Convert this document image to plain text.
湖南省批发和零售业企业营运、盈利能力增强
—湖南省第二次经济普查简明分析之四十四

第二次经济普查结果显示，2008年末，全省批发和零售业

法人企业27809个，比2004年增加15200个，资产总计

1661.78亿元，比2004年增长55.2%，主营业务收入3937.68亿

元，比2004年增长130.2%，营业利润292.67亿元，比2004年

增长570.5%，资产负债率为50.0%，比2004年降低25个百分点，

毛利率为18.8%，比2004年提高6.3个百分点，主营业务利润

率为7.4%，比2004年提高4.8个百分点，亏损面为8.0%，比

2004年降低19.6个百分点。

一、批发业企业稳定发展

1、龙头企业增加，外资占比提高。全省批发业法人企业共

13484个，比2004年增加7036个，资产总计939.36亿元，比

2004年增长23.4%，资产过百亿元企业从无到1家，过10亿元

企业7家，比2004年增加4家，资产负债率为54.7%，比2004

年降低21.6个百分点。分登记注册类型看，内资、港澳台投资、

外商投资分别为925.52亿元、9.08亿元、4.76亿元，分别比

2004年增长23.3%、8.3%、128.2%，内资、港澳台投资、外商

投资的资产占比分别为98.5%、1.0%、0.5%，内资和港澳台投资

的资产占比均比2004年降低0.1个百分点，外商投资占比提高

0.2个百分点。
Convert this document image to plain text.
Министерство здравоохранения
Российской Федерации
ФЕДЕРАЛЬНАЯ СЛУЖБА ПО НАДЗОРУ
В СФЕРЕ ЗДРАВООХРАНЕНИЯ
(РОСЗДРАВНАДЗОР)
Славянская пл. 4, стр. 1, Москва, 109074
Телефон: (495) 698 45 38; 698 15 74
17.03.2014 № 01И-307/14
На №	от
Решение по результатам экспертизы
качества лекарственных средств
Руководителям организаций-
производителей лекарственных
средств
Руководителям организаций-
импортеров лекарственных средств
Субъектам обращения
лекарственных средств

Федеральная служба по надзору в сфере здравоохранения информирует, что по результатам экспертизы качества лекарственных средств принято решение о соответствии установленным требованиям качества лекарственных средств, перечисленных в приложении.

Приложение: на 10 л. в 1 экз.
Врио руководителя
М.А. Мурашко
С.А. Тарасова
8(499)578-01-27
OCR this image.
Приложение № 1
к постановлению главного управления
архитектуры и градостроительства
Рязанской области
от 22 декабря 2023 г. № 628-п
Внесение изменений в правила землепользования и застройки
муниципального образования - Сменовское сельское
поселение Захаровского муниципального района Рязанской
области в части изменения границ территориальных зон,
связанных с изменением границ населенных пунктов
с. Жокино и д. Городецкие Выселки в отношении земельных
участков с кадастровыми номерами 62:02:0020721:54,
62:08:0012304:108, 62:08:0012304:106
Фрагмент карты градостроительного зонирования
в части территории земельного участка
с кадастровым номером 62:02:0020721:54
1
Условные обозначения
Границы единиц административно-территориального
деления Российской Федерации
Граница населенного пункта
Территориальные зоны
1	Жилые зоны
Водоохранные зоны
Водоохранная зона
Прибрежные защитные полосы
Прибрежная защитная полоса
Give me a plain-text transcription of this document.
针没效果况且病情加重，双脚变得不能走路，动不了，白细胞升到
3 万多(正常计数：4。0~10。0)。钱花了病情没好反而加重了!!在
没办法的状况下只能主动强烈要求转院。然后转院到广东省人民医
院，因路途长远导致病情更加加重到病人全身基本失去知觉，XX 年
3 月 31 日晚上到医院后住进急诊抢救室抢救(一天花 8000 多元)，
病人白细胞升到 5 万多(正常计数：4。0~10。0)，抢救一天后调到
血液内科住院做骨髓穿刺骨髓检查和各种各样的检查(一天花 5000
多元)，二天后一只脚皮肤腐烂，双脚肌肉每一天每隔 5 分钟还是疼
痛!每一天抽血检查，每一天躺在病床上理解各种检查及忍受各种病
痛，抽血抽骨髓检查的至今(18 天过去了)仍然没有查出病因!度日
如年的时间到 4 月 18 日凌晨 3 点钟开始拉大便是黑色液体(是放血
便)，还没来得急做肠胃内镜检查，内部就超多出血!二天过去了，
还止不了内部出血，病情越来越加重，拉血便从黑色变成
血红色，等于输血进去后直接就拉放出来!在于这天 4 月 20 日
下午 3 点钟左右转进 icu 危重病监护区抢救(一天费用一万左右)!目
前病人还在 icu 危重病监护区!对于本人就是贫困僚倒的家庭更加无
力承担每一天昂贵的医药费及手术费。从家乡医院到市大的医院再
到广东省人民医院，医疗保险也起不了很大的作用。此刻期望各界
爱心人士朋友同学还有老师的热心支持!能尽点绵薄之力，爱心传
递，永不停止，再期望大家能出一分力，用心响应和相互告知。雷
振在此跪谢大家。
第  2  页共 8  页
•••
### INSTRUCTIONS FOR THE TASK
Exact output of every entry is required.

### RESPONSE
Convert this document image to plain text.
湖南省批发和零售业企业营运、盈利能力增强
—湖南省第二次经济普查简明分析之四十四

第二次经济普查结果显示，2008年末，全省批发和零售业

法人企业27809个，比2004年增加15200个，资产总计

1661.78亿元，比2004年增长55.2%，主营业务收入3937.68亿

元，比2004年增长130.2%，营业利润292.67亿元，比2004年

增长570.5%，资产负债率为50.0%，比2004年降低25个百分点，

毛利率为18.8%，比2004年提高6.3个百分点，主营业务利润

率为7.4%，比2004年提高4.8个百分点，亏损面为8.0%，比

2004年降低19.6个百分点。

一、批发业企业稳定发展

1、龙头企业增加，外资占比提高。全省批发业法人企业共

13484个，比2004年增加7036个，资产总计939.36亿元，比

2004年增长23.4%，资产过百亿元企业从无到1家，过10亿元

企业7家，比2004年增加4家，资产负债率为54.7%，比2004

年降低21.6个百分点。分登记注册类型看，内资、港澳台投资、

外商投资分别为925.52亿元、9.08亿元、4.76亿元，分别比

2004年增长23.3%、8.3%、128.2%，内资、港澳台投资、外商

投资的资产占比分别为98.5%、1.0%、0.5%，内资和港澳台投资

的资产占比均比2004年降低0.1个百分点，外商投资占比提高

0.2个百分点。
Convert this document image to plain text.
Министерство здравоохранения
Российской Федерации
ФЕДЕРАЛЬНАЯ СЛУЖБА ПО НАДЗОРУ
В СФЕРЕ ЗДРАВООХРАНЕНИЯ
(РОСЗДРАВНАДЗОР)
Славянская пл. 4, стр. 1, Москва, 109074
Телефон: (495) 698 45 38; 698 15 74
17.03.2014 № 01И-307/14
На №	от
Решение по результатам экспертизы
качества лекарственных средств
Руководителям организаций-
производителей лекарственных
средств
Руководителям организаций-
импортеров лекарственных средств
Субъектам обращения
лекарственных средств

Федеральная служба по надзору в сфере здравоохранения информирует, что по результатам экспертизы качества лекарственных средств принято решение о соответствии установленным требованиям качества лекарственных средств, перечисленных в приложении.

Приложение: на 10 л. в 1 экз.
Врио руководителя
М.А. Мурашко
С.А. Тарасова
8(499)578-01-27
OCR this image.
Приложение № 1
к постановлению главного управления
архитектуры и градостроительства
Рязанской области
от 22 декабря 2023 г. № 628-п
Внесение изменений в правила землепользования и застройки
муниципального образования - Сменовское сельское
поселение Захаровского муниципального района Рязанской
области в части изменения границ территориальных зон,
связанных с изменением границ населенных пунктов
с. Жокино и д. Городецкие Выселки в отношении земельных
участков с кадастровыми номерами 62:02:0020721:54,
62:08:0012304:108, 62:08:0012304:106
Фрагмент карты градостроительного зонирования
в части территории земельного участка
с кадастровым номером 62:02:0020721:54
1
Условные обозначения
Границы единиц административно-территориального
деления Российской Федерации
Граница населенного пункта
Территориальные зоны
1	Жилые зоны
Водоохранные зоны
Водоохранная зона
Прибрежные защитные полосы
Прибрежная защитная полоса
Give me a plain-text transcription of this document.
针没效果况且病情加重，双脚变得不能走路，动不了，白细胞升到
3 万多(正常计数：4。0~10。0)。钱花了病情没好反而加重了!!在
没办法的状况下只能主动强烈要求转院。然后转院到广东省人民医
院，因路途长远导致病情更加加重到病人全身基本失去知觉，XX 年
3 月 31 日晚上到医院后住进急诊抢救室抢救(一天花 8000 多元)，
病人白细胞升到 5 万多(正常计数：4。0~10。0)，抢救一天后调到
血液内科住院做骨髓穿刺骨髓检查和各种各样的检查(一天花 5000
多元)，二天后一只脚皮肤腐烂，双脚肌肉每一天每隔 5 分钟还是疼
痛!每一天抽血检查，每一天躺在病床上理解各种检查及忍受各种病
痛，抽血抽骨髓检查的至今(18 天过去了)仍然没有查出病因!度日
如年的时间到 4 月 18 日凌晨 3 点钟开始拉大便是黑色液体(是放血
便)，还没来得急做肠胃内镜检查，内部就超多出血!二天过去了，
还止不了内部出血，病情越来越加重，拉血便从黑色变成
血红色，等于输血进去后直接就拉放出来!在于这天 4 月 20 日
下午 3 点钟左右转进 icu 危重病监护区抢救(一天费用一万左右)!目
前病人还在 icu 危重病监护区!对于本人就是贫困僚倒的家庭更加无
力承担每一天昂贵的医药费及手术费。从家乡医院到市大的医院再
到广东省人民医院，医疗保险也起不了很大的作用。此刻期望各界
爱心人士朋友同学还有老师的热心支持!能尽点绵薄之力，爱心传
递，永不停止，再期望大家能出一分力，用心响应和相互告知。雷
振在此跪谢大家。
第  2  页共 8  页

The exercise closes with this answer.